» **Stated goal**:
For every line in the data below that contains "genero", copy the line.

» **Supplied material**:

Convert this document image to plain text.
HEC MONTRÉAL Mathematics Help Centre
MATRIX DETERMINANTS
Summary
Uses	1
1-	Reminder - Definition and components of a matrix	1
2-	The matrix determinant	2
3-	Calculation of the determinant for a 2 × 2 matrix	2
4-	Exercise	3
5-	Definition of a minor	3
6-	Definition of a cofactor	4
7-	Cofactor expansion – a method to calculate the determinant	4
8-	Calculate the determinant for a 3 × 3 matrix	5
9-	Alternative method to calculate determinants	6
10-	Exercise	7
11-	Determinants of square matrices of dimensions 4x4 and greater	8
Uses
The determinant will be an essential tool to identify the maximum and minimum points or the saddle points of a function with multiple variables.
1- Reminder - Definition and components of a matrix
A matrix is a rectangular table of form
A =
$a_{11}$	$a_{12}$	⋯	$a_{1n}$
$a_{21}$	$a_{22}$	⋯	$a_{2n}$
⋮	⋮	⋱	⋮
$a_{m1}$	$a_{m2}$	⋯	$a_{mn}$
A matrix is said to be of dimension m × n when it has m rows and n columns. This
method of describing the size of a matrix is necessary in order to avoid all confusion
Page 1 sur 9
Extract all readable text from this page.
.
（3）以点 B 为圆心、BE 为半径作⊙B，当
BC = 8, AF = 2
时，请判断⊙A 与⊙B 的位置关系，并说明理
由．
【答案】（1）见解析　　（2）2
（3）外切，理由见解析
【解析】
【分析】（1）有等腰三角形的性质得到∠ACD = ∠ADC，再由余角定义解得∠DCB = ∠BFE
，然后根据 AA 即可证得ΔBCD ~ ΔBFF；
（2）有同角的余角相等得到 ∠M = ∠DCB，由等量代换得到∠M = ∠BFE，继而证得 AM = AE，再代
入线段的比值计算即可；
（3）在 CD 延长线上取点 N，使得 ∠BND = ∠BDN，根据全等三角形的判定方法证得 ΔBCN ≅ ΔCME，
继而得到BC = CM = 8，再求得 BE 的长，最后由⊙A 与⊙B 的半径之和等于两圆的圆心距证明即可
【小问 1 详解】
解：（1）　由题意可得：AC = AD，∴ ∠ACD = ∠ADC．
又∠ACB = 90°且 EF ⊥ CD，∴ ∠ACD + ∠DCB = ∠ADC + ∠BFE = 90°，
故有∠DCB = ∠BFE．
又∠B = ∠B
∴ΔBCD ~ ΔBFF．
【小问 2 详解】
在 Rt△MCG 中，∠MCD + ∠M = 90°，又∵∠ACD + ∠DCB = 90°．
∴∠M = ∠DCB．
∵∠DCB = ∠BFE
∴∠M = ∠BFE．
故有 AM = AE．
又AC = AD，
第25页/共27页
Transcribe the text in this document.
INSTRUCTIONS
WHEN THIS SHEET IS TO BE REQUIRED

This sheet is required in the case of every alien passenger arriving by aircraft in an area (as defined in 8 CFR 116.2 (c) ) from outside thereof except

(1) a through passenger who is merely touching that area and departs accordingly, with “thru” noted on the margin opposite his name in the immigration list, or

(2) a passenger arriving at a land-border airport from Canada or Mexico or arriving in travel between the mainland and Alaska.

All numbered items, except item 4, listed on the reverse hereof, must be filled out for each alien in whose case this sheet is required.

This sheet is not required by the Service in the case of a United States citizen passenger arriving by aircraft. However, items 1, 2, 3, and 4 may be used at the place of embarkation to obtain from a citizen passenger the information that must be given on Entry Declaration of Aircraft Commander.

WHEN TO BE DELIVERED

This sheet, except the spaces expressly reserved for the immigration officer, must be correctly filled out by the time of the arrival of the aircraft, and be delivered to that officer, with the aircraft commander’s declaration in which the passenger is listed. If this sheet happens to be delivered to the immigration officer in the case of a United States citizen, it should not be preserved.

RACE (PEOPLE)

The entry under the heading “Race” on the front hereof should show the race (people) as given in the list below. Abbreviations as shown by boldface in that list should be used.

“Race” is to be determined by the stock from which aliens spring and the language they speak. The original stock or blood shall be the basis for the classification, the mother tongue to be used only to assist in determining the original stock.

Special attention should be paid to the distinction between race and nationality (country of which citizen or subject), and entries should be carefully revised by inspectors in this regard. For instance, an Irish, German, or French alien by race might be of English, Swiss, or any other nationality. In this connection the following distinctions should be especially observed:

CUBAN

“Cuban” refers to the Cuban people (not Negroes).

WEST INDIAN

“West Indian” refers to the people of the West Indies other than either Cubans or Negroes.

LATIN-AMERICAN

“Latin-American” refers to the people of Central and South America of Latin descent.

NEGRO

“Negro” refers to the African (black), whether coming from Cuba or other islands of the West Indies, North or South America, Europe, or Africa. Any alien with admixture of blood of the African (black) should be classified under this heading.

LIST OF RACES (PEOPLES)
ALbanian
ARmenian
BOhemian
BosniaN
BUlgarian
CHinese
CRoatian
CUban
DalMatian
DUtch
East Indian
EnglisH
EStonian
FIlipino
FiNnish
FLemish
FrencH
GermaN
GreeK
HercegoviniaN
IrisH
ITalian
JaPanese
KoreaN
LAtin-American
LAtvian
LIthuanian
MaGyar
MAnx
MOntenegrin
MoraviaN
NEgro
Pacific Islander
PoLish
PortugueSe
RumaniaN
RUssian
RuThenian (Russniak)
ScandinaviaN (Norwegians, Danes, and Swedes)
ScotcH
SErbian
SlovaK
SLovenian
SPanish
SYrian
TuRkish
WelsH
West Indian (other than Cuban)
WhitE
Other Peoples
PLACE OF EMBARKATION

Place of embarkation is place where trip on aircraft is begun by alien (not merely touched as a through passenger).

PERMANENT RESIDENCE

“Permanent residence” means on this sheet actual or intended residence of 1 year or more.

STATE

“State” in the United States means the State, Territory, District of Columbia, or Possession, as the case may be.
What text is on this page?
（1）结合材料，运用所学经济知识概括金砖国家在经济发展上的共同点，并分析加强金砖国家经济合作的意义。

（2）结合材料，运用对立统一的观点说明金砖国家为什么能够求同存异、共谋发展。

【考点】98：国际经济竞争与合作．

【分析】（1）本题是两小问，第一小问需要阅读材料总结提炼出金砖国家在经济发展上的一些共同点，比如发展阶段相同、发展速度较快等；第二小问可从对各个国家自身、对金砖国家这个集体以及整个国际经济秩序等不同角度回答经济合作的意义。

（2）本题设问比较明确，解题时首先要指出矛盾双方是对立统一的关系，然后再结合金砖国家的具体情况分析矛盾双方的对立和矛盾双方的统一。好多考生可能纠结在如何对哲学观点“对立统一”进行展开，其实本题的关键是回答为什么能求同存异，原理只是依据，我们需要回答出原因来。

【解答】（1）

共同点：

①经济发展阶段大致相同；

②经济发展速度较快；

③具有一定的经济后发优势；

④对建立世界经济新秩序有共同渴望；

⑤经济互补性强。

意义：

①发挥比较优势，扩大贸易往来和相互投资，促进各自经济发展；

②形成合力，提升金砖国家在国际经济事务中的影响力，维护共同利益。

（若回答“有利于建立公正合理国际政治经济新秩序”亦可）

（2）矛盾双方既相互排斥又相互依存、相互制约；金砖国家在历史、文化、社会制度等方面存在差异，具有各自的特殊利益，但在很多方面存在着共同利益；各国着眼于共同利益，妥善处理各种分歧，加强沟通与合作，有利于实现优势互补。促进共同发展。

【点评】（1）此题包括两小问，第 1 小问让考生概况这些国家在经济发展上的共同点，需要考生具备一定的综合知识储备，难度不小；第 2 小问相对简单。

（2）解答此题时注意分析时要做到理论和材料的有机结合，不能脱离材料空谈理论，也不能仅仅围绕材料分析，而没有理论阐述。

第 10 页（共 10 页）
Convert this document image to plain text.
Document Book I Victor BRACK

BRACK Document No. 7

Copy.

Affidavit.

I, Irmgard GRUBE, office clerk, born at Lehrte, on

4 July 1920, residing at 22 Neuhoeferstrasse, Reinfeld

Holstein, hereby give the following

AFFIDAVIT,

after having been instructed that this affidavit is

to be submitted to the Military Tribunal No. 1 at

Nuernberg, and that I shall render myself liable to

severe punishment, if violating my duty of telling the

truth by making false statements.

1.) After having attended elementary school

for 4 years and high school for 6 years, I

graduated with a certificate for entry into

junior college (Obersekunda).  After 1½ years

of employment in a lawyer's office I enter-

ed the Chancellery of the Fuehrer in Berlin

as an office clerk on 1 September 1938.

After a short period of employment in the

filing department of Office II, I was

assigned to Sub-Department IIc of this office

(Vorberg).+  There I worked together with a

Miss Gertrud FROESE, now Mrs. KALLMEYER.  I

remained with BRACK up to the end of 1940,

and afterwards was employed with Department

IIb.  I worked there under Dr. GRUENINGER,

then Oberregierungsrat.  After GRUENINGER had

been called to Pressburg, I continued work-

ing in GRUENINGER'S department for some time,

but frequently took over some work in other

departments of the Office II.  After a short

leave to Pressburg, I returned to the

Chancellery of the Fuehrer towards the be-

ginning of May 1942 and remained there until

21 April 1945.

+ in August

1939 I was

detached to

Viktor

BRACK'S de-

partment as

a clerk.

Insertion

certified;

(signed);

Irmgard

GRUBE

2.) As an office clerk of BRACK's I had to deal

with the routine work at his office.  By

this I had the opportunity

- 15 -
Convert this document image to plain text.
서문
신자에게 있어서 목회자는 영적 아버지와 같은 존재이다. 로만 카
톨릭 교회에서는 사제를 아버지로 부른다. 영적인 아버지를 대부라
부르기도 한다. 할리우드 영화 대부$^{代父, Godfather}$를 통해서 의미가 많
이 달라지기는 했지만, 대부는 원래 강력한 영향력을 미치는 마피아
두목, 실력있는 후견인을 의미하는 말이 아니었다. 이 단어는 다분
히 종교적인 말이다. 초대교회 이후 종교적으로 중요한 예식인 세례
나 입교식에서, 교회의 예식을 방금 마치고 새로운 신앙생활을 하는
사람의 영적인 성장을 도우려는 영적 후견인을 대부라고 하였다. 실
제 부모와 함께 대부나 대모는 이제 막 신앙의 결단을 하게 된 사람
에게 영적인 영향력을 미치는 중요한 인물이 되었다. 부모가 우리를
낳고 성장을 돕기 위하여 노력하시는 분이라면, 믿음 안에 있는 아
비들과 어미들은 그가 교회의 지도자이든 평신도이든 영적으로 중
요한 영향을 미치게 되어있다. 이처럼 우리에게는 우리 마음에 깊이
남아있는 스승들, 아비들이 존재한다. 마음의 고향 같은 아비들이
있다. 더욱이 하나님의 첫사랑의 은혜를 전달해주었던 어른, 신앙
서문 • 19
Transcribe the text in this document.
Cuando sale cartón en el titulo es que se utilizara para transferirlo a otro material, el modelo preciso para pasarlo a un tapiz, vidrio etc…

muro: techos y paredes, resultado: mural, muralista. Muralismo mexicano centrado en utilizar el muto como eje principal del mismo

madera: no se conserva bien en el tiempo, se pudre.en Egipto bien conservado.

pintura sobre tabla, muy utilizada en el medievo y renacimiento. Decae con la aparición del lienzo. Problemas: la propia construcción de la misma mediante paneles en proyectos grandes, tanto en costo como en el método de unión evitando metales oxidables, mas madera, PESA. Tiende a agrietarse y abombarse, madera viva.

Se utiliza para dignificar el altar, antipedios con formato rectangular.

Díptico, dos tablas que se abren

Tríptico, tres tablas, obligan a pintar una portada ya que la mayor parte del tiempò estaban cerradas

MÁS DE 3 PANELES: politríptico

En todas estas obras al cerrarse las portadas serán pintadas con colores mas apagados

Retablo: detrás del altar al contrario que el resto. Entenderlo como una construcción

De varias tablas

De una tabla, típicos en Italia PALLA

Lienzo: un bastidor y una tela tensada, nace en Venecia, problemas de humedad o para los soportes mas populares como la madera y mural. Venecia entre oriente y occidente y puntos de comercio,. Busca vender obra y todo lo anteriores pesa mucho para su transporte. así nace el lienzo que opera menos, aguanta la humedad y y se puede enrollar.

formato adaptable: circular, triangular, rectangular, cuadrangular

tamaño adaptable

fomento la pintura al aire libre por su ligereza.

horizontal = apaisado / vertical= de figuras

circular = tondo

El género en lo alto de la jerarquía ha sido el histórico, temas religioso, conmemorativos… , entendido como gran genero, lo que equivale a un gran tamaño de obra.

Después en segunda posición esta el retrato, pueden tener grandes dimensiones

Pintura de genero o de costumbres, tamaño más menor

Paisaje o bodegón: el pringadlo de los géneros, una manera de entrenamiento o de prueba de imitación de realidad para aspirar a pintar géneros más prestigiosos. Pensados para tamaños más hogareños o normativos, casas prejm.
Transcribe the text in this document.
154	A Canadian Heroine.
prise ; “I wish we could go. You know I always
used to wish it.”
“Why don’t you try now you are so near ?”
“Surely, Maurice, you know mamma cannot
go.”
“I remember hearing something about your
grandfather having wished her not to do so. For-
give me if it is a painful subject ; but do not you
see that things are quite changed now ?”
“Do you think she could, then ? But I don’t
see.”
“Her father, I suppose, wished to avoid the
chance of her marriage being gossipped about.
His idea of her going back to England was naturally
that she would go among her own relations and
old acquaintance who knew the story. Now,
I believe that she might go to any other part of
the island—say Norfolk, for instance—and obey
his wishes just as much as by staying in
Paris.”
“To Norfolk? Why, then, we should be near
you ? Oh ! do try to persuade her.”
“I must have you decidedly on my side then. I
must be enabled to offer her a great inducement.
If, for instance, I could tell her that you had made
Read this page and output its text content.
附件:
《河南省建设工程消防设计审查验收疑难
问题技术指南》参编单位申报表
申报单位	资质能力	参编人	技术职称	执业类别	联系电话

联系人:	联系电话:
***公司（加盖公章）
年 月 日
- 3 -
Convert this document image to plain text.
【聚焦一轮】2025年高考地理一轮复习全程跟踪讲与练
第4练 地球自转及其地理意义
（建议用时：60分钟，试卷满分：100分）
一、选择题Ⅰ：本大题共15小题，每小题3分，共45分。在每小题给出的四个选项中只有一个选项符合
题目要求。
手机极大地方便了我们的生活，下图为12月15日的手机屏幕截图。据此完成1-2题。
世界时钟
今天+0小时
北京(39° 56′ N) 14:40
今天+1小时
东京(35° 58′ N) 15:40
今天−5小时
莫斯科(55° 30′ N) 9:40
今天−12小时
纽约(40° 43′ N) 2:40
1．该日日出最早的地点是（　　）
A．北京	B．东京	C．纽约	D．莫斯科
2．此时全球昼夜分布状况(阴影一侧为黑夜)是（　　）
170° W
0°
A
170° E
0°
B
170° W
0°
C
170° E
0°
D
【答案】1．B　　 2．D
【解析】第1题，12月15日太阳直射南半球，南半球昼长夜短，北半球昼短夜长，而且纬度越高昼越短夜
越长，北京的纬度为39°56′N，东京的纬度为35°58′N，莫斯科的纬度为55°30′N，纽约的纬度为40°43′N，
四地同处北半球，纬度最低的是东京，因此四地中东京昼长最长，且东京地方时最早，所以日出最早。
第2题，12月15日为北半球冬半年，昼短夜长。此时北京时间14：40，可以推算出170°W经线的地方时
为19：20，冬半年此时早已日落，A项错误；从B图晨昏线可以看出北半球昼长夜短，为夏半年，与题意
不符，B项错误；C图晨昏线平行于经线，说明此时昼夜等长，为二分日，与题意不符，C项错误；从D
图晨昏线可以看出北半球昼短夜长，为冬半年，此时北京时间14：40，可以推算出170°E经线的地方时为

» **Correct result**:
El género en lo alto de la jerarquía ha sido el histórico, temas religioso, conmemorativos… , entendido como gran genero, lo que equivale a un gran tamaño de obra.
Pintura de genero o de costumbres, tamaño más menor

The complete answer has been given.